** Set problem **
Scan the records and identify every line in which the string "وتشجيعه" occurs, then return those lines.

** Material supplied **
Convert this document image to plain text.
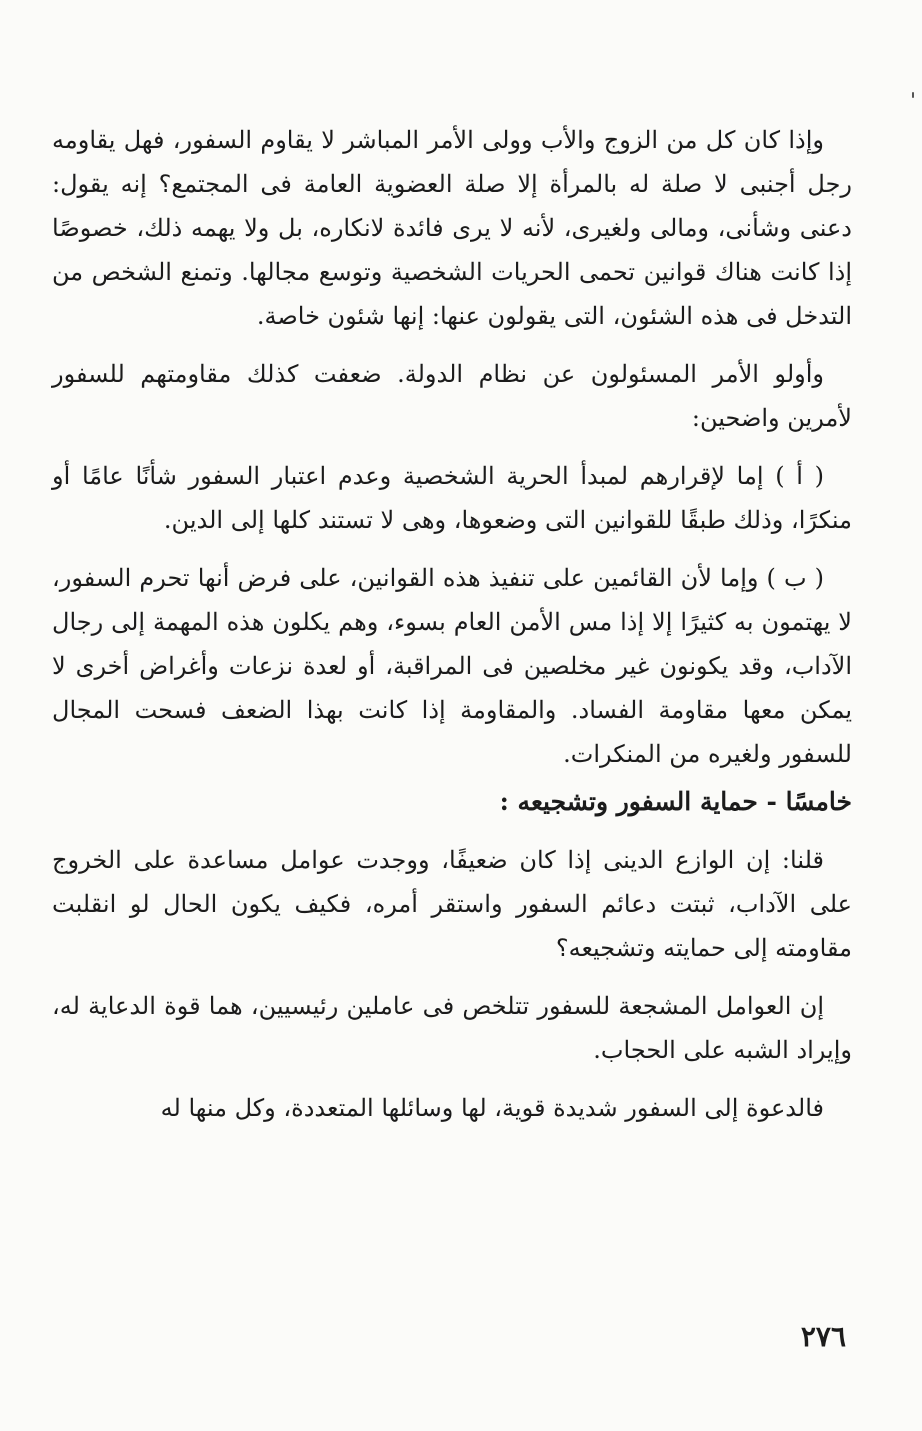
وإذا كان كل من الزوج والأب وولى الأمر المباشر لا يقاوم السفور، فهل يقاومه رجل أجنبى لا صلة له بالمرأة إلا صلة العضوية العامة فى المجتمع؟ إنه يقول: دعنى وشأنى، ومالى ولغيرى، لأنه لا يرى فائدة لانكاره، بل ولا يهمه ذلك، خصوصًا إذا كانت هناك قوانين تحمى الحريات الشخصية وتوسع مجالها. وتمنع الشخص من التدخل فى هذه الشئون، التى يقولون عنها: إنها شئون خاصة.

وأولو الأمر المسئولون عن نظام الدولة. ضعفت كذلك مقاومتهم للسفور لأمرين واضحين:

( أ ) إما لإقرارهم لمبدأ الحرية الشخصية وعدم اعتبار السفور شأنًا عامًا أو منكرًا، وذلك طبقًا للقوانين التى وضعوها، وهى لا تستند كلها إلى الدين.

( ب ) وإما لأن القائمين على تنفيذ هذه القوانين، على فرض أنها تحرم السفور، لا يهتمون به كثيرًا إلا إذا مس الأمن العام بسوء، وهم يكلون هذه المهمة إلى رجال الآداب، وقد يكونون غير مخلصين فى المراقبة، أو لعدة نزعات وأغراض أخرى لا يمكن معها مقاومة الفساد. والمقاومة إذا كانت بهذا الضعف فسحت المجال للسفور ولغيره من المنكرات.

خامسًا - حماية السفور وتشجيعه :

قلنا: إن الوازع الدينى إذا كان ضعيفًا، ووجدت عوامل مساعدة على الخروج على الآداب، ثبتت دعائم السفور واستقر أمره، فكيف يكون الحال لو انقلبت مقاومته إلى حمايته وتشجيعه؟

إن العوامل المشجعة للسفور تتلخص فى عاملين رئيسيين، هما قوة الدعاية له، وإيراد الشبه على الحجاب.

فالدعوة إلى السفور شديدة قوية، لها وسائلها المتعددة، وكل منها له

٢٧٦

** Problem solution **
خامسًا - حماية السفور وتشجيعه :
قلنا: إن الوازع الدينى إذا كان ضعيفًا، ووجدت عوامل مساعدة على الخروج على الآداب، ثبتت دعائم السفور واستقر أمره، فكيف يكون الحال لو انقلبت مقاومته إلى حمايته وتشجيعه؟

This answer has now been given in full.